— Given task —
Pictures do not belong in the copy; restate the records below word for word.

— Records provided —
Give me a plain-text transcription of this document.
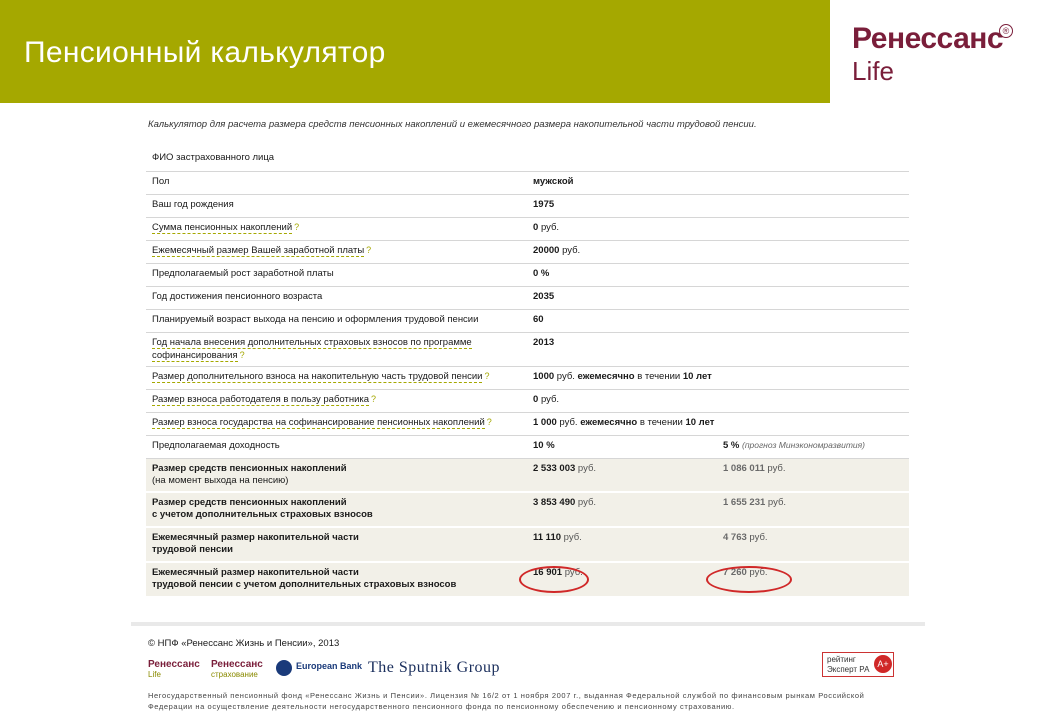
Пенсионный калькулятор	Ренессанс
Life
®
Калькулятор для расчета размера средств пенсионных накоплений и ежемесячного размера накопительной части трудовой пенсии.
ФИО застрахованного лица		
Пол	мужской	
Ваш год рождения	1975	
Сумма пенсионных накоплений ?	0 руб.	
Ежемесячный размер Вашей заработной платы ?	20000 руб.	
Предполагаемый рост заработной платы	0 %	
Год достижения пенсионного возраста	2035	
Планируемый возраст выхода на пенсию и оформления трудовой пенсии	60	
Год начала внесения дополнительных страховых взносов по программе софинансирования ?	2013	
Размер дополнительного взноса на накопительную часть трудовой пенсии ?	1000 руб. ежемесячно в течении 10 лет	
Размер взноса работодателя в пользу работника ?	0 руб.	
Размер взноса государства на софинансирование пенсионных накоплений ?	1 000 руб. ежемесячно в течении 10 лет	
Предполагаемая доходность	10 %	5 % (прогноз Минэкономразвития)
Размер средств пенсионных накоплений
(на момент выхода на пенсию)	2 533 003 руб.	1 086 011 руб.
Размер средств пенсионных накоплений
с учетом дополнительных страховых взносов	3 853 490 руб.	1 655 231 руб.
Ежемесячный размер накопительной части
трудовой пенсии	11 110 руб.	4 763 руб.
Ежемесячный размер накопительной части
трудовой пенсии с учетом дополнительных страховых взносов	16 901 руб.	7 260 руб.
© НПФ «Ренессанс Жизнь и Пенсии», 2013
Ренессанс
Life
Ренессанс
страхование
European Bank The Sputnik Group	рейтинг
Эксперт РА
A+
Негосударственный пенсионный фонд «Ренессанс Жизнь и Пенсии». Лицензия № 16/2 от 1 ноября 2007 г., выданная Федеральной службой по финансовым рынкам Российской Федерации на осуществление деятельности негосударственного пенсионного фонда по пенсионному обеспечению и пенсионному страхованию.
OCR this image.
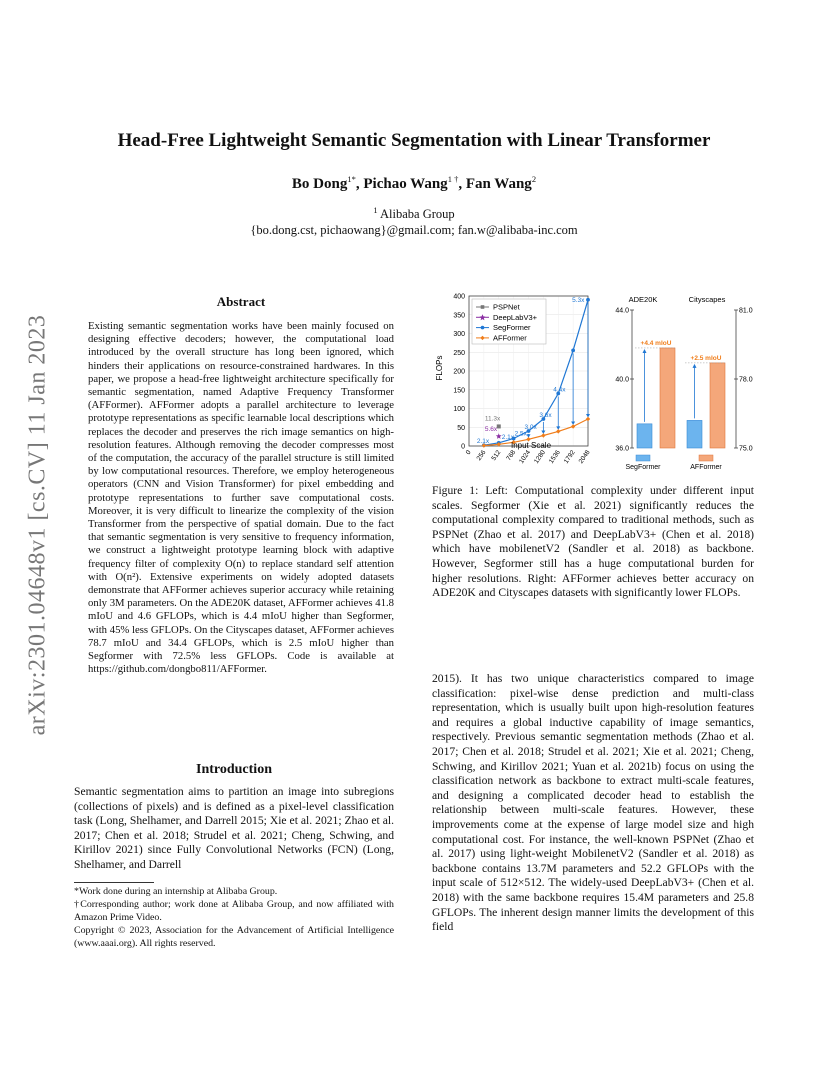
arXiv:2301.04648v1 [cs.CV] 11 Jan 2023
Head-Free Lightweight Semantic Segmentation with Linear Transformer
Bo Dong$^{1*}$, Pichao Wang$^{1 \dagger}$, Fan Wang$^2$
$^1$ Alibaba Group
{bo.dong.cst, pichaowang}@gmail.com; fan.w@alibaba-inc.com
Abstract
Existing semantic segmentation works have been mainly focused on designing effective decoders; however, the computational load introduced by the overall structure has long been ignored, which hinders their applications on resource-constrained hardwares. In this paper, we propose a head-free lightweight architecture specifically for semantic segmentation, named Adaptive Frequency Transformer (AFFormer). AFFormer adopts a parallel architecture to leverage prototype representations as specific learnable local descriptions which replaces the decoder and preserves the rich image semantics on high-resolution features. Although removing the decoder compresses most of the computation, the accuracy of the parallel structure is still limited by low computational resources. Therefore, we employ heterogeneous operators (CNN and Vision Transformer) for pixel embedding and prototype representations to further save computational costs. Moreover, it is very difficult to linearize the complexity of the vision Transformer from the perspective of spatial domain. Due to the fact that semantic segmentation is very sensitive to frequency information, we construct a lightweight prototype learning block with adaptive frequency filter of complexity O(n) to replace standard self attention with O(n²). Extensive experiments on widely adopted datasets demonstrate that AFFormer achieves superior accuracy while retaining only 3M parameters. On the ADE20K dataset, AFFormer achieves 41.8 mIoU and 4.6 GFLOPs, which is 4.4 mIoU higher than Segformer, with 45% less GFLOPs. On the Cityscapes dataset, AFFormer achieves 78.7 mIoU and 34.4 GFLOPs, which is 2.5 mIoU higher than Segformer with 72.5% less GFLOPs. Code is available at https://github.com/dongbo811/AFFormer.
Introduction
Semantic segmentation aims to partition an image into subregions (collections of pixels) and is defined as a pixel-level classification task (Long, Shelhamer, and Darrell 2015; Xie et al. 2021; Zhao et al. 2017; Chen et al. 2018; Strudel et al. 2021; Cheng, Schwing, and Kirillov 2021) since Fully Convolutional Networks (FCN) (Long, Shelhamer, and Darrell

*Work done during an internship at Alibaba Group.

†Corresponding author; work done at Alibaba Group, and now affiliated with Amazon Prime Video.

Copyright © 2023, Association for the Advancement of Artificial Intelligence (www.aaai.org). All rights reserved.

0
50
100
150
200
250
300
350
400
0 256 512 768 1024 1280 1536 1792 2048
11.3x
5.6x
2.1x
2.1x 2.5x
3.0x
3.6x
4.4x
5.3x
PSPNet
DeepLabV3+
SegFormer
AFFormer
FLOPs
Input Scale
ADE20K
36.0
40.0
44.0
+4.4 mIoU
Cityscapes
75.0
78.0
81.0
+2.5 mIoU
SegFormer	AFFormer
Figure 1: Left: Computational complexity under different input scales. Segformer (Xie et al. 2021) significantly reduces the computational complexity compared to traditional methods, such as PSPNet (Zhao et al. 2017) and DeepLabV3+ (Chen et al. 2018) which have mobilenetV2 (Sandler et al. 2018) as backbone. However, Segformer still has a huge computational burden for higher resolutions. Right: AFFormer achieves better accuracy on ADE20K and Cityscapes datasets with significantly lower FLOPs.
2015). It has two unique characteristics compared to image classification: pixel-wise dense prediction and multi-class representation, which is usually built upon high-resolution features and requires a global inductive capability of image semantics, respectively. Previous semantic segmentation methods (Zhao et al. 2017; Chen et al. 2018; Strudel et al. 2021; Xie et al. 2021; Cheng, Schwing, and Kirillov 2021; Yuan et al. 2021b) focus on using the classification network as backbone to extract multi-scale features, and designing a complicated decoder head to establish the relationship between multi-scale features. However, these improvements come at the expense of large model size and high computational cost. For instance, the well-known PSPNet (Zhao et al. 2017) using light-weight MobilenetV2 (Sandler et al. 2018) as backbone contains 13.7M parameters and 52.2 GFLOPs with the input scale of 512×512. The widely-used DeepLabV3+ (Chen et al. 2018) with the same backbone requires 15.4M parameters and 25.8 GFLOPs. The inherent design manner limits the development of this field
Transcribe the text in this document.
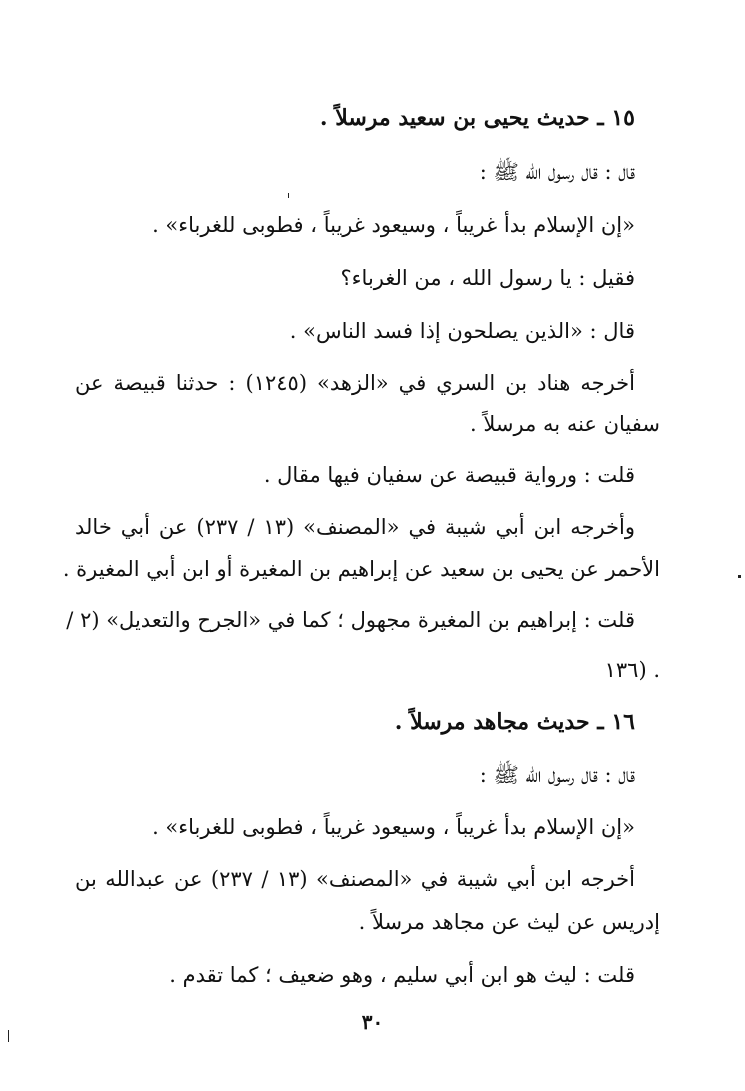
١٥ ـ حديث يحيى بن سعيد مرسلاً .
قال : قال رسول الله ﷺ :
«إن الإسلام بدأ غريباً ، وسيعود غريباً ، فطوبى للغرباء» .
فقيل : يا رسول الله ، من الغرباء؟
قال : «الذين يصلحون إذا فسد الناس» .
أخرجه هناد بن السري في «الزهد» (١٢٤٥) : حدثنا قبيصة عن
سفيان عنه به مرسلاً .
قلت : ورواية قبيصة عن سفيان فيها مقال .
وأخرجه ابن أبي شيبة في «المصنف» (١٣ / ٢٣٧) عن أبي خالد
الأحمر عن يحيى بن سعيد عن إبراهيم بن المغيرة أو ابن أبي المغيرة .
قلت : إبراهيم بن المغيرة مجهول ؛ كما في «الجرح والتعديل» (٢ /
١٣٦) .
١٦ ـ حديث مجاهد مرسلاً .
قال : قال رسول الله ﷺ :
«إن الإسلام بدأ غريباً ، وسيعود غريباً ، فطوبى للغرباء» .
أخرجه ابن أبي شيبة في «المصنف» (١٣ / ٢٣٧) عن عبدالله بن
إدريس عن ليث عن مجاهد مرسلاً .
قلت : ليث هو ابن أبي سليم ، وهو ضعيف ؛ كما تقدم .
٣٠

— The output —
Give me a plain-text transcription of this document.
Пенсионный калькулятор	Ренессанс
Life
®
Калькулятор для расчета размера средств пенсионных накоплений и ежемесячного размера накопительной части трудовой пенсии.
ФИО застрахованного лица		
Пол	мужской	
Ваш год рождения	1975	
Сумма пенсионных накоплений ?	0 руб.	
Ежемесячный размер Вашей заработной платы ?	20000 руб.	
Предполагаемый рост заработной платы	0 %	
Год достижения пенсионного возраста	2035	
Планируемый возраст выхода на пенсию и оформления трудовой пенсии	60	
Год начала внесения дополнительных страховых взносов по программе софинансирования ?	2013	
Размер дополнительного взноса на накопительную часть трудовой пенсии ?	1000 руб. ежемесячно в течении 10 лет	
Размер взноса работодателя в пользу работника ?	0 руб.	
Размер взноса государства на софинансирование пенсионных накоплений ?	1 000 руб. ежемесячно в течении 10 лет	
Предполагаемая доходность	10 %	5 % (прогноз Минэкономразвития)
Размер средств пенсионных накоплений
(на момент выхода на пенсию)	2 533 003 руб.	1 086 011 руб.
Размер средств пенсионных накоплений
с учетом дополнительных страховых взносов	3 853 490 руб.	1 655 231 руб.
Ежемесячный размер накопительной части
трудовой пенсии	11 110 руб.	4 763 руб.
Ежемесячный размер накопительной части
трудовой пенсии с учетом дополнительных страховых взносов	16 901 руб.	7 260 руб.
© НПФ «Ренессанс Жизнь и Пенсии», 2013
Ренессанс
Life
Ренессанс
страхование
European Bank The Sputnik Group	рейтинг
Эксперт РА
A+
Негосударственный пенсионный фонд «Ренессанс Жизнь и Пенсии». Лицензия № 16/2 от 1 ноября 2007 г., выданная Федеральной службой по финансовым рынкам Российской Федерации на осуществление деятельности негосударственного пенсионного фонда по пенсионному обеспечению и пенсионному страхованию.
OCR this image.
arXiv:2301.04648v1 [cs.CV] 11 Jan 2023
Head-Free Lightweight Semantic Segmentation with Linear Transformer
Bo Dong$^{1*}$, Pichao Wang$^{1 \dagger}$, Fan Wang$^2$
$^1$ Alibaba Group
{bo.dong.cst, pichaowang}@gmail.com; fan.w@alibaba-inc.com
Abstract
Existing semantic segmentation works have been mainly focused on designing effective decoders; however, the computational load introduced by the overall structure has long been ignored, which hinders their applications on resource-constrained hardwares. In this paper, we propose a head-free lightweight architecture specifically for semantic segmentation, named Adaptive Frequency Transformer (AFFormer). AFFormer adopts a parallel architecture to leverage prototype representations as specific learnable local descriptions which replaces the decoder and preserves the rich image semantics on high-resolution features. Although removing the decoder compresses most of the computation, the accuracy of the parallel structure is still limited by low computational resources. Therefore, we employ heterogeneous operators (CNN and Vision Transformer) for pixel embedding and prototype representations to further save computational costs. Moreover, it is very difficult to linearize the complexity of the vision Transformer from the perspective of spatial domain. Due to the fact that semantic segmentation is very sensitive to frequency information, we construct a lightweight prototype learning block with adaptive frequency filter of complexity O(n) to replace standard self attention with O(n²). Extensive experiments on widely adopted datasets demonstrate that AFFormer achieves superior accuracy while retaining only 3M parameters. On the ADE20K dataset, AFFormer achieves 41.8 mIoU and 4.6 GFLOPs, which is 4.4 mIoU higher than Segformer, with 45% less GFLOPs. On the Cityscapes dataset, AFFormer achieves 78.7 mIoU and 34.4 GFLOPs, which is 2.5 mIoU higher than Segformer with 72.5% less GFLOPs. Code is available at https://github.com/dongbo811/AFFormer.
Introduction
Semantic segmentation aims to partition an image into subregions (collections of pixels) and is defined as a pixel-level classification task (Long, Shelhamer, and Darrell 2015; Xie et al. 2021; Zhao et al. 2017; Chen et al. 2018; Strudel et al. 2021; Cheng, Schwing, and Kirillov 2021) since Fully Convolutional Networks (FCN) (Long, Shelhamer, and Darrell

*Work done during an internship at Alibaba Group.

†Corresponding author; work done at Alibaba Group, and now affiliated with Amazon Prime Video.

Copyright © 2023, Association for the Advancement of Artificial Intelligence (www.aaai.org). All rights reserved.

0
50
100
150
200
250
300
350
400
0 256 512 768 1024 1280 1536 1792 2048
11.3x
5.6x
2.1x
2.1x 2.5x
3.0x
3.6x
4.4x
5.3x
PSPNet
DeepLabV3+
SegFormer
AFFormer
FLOPs
Input Scale
ADE20K
36.0
40.0
44.0
+4.4 mIoU
Cityscapes
75.0
78.0
81.0
+2.5 mIoU
SegFormer	AFFormer
Figure 1: Left: Computational complexity under different input scales. Segformer (Xie et al. 2021) significantly reduces the computational complexity compared to traditional methods, such as PSPNet (Zhao et al. 2017) and DeepLabV3+ (Chen et al. 2018) which have mobilenetV2 (Sandler et al. 2018) as backbone. However, Segformer still has a huge computational burden for higher resolutions. Right: AFFormer achieves better accuracy on ADE20K and Cityscapes datasets with significantly lower FLOPs.
2015). It has two unique characteristics compared to image classification: pixel-wise dense prediction and multi-class representation, which is usually built upon high-resolution features and requires a global inductive capability of image semantics, respectively. Previous semantic segmentation methods (Zhao et al. 2017; Chen et al. 2018; Strudel et al. 2021; Xie et al. 2021; Cheng, Schwing, and Kirillov 2021; Yuan et al. 2021b) focus on using the classification network as backbone to extract multi-scale features, and designing a complicated decoder head to establish the relationship between multi-scale features. However, these improvements come at the expense of large model size and high computational cost. For instance, the well-known PSPNet (Zhao et al. 2017) using light-weight MobilenetV2 (Sandler et al. 2018) as backbone contains 13.7M parameters and 52.2 GFLOPs with the input scale of 512×512. The widely-used DeepLabV3+ (Chen et al. 2018) with the same backbone requires 15.4M parameters and 25.8 GFLOPs. The inherent design manner limits the development of this field
Transcribe the text in this document.
١٥ ـ حديث يحيى بن سعيد مرسلاً .
قال : قال رسول الله ﷺ :
«إن الإسلام بدأ غريباً ، وسيعود غريباً ، فطوبى للغرباء» .
فقيل : يا رسول الله ، من الغرباء؟
قال : «الذين يصلحون إذا فسد الناس» .
أخرجه هناد بن السري في «الزهد» (١٢٤٥) : حدثنا قبيصة عن
سفيان عنه به مرسلاً .
قلت : ورواية قبيصة عن سفيان فيها مقال .
وأخرجه ابن أبي شيبة في «المصنف» (١٣ / ٢٣٧) عن أبي خالد
الأحمر عن يحيى بن سعيد عن إبراهيم بن المغيرة أو ابن أبي المغيرة .
قلت : إبراهيم بن المغيرة مجهول ؛ كما في «الجرح والتعديل» (٢ /
١٣٦) .
١٦ ـ حديث مجاهد مرسلاً .
قال : قال رسول الله ﷺ :
«إن الإسلام بدأ غريباً ، وسيعود غريباً ، فطوبى للغرباء» .
أخرجه ابن أبي شيبة في «المصنف» (١٣ / ٢٣٧) عن عبدالله بن
إدريس عن ليث عن مجاهد مرسلاً .
قلت : ليث هو ابن أبي سليم ، وهو ضعيف ؛ كما تقدم .
٣٠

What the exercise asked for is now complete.